#### [The problem]
From the records below, pull each line that has "title".

#### [Listed entries]
┌──
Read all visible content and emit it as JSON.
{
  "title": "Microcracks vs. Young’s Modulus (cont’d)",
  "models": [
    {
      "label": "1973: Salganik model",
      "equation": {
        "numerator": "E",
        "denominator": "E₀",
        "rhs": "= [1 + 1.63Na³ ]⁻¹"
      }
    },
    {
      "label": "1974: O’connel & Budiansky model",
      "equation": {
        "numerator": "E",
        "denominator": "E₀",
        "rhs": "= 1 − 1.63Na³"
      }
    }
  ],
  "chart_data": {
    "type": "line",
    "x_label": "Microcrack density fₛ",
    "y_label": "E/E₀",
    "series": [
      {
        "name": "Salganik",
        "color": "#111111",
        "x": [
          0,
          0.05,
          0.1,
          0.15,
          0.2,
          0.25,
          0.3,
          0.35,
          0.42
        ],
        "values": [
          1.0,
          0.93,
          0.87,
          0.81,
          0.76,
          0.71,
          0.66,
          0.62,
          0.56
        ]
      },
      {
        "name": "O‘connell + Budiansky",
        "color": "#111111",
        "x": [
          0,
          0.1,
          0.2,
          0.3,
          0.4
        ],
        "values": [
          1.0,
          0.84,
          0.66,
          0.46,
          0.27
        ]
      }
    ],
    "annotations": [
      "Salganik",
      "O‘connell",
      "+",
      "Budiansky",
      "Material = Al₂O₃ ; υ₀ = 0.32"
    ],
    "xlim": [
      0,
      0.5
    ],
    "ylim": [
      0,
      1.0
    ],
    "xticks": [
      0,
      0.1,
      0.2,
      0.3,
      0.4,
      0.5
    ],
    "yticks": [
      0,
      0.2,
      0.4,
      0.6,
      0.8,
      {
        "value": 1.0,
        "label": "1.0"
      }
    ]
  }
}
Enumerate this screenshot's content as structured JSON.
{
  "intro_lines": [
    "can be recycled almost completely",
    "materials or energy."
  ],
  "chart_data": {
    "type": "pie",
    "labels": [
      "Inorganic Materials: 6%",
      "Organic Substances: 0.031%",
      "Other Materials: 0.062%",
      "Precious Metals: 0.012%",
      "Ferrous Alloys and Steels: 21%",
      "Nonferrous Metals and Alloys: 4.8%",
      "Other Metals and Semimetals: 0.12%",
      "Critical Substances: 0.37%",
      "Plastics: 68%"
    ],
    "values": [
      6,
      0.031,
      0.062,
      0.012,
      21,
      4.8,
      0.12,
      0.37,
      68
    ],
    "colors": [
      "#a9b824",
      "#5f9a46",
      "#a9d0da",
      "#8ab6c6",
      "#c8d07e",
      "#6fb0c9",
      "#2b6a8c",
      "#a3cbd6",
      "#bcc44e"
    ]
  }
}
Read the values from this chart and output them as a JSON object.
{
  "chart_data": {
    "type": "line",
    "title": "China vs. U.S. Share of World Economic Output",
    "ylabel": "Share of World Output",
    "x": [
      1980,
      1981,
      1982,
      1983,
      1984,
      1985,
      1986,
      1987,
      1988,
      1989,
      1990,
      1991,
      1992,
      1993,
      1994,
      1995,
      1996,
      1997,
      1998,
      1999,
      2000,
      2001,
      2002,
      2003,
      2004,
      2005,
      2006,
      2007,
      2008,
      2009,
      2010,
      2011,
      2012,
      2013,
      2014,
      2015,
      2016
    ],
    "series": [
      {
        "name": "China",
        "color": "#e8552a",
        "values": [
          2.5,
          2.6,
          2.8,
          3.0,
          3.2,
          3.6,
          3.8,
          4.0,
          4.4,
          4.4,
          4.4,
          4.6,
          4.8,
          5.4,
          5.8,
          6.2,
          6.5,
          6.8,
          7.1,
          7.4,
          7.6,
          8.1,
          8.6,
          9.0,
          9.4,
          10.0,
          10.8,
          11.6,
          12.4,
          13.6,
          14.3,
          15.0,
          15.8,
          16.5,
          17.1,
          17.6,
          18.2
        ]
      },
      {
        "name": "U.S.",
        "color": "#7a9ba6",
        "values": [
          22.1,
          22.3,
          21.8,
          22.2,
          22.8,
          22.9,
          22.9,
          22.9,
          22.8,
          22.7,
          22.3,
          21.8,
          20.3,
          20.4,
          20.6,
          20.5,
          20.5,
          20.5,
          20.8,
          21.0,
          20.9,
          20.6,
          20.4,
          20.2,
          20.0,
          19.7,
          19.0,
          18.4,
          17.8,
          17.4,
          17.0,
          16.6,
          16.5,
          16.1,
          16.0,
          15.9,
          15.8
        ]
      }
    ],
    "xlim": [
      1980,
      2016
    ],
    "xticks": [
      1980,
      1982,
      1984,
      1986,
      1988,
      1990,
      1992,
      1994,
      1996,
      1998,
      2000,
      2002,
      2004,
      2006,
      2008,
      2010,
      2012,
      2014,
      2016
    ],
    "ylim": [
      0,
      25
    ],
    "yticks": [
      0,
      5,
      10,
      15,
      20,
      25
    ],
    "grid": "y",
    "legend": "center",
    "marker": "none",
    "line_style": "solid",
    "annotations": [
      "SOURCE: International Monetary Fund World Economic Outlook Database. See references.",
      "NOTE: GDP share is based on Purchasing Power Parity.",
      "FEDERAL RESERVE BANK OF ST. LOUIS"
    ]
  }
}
└──
#### [Problem solution]
  "title": "Microcracks vs. Young’s Modulus (cont’d)",
    "title": "China vs. U.S. Share of World Economic Output",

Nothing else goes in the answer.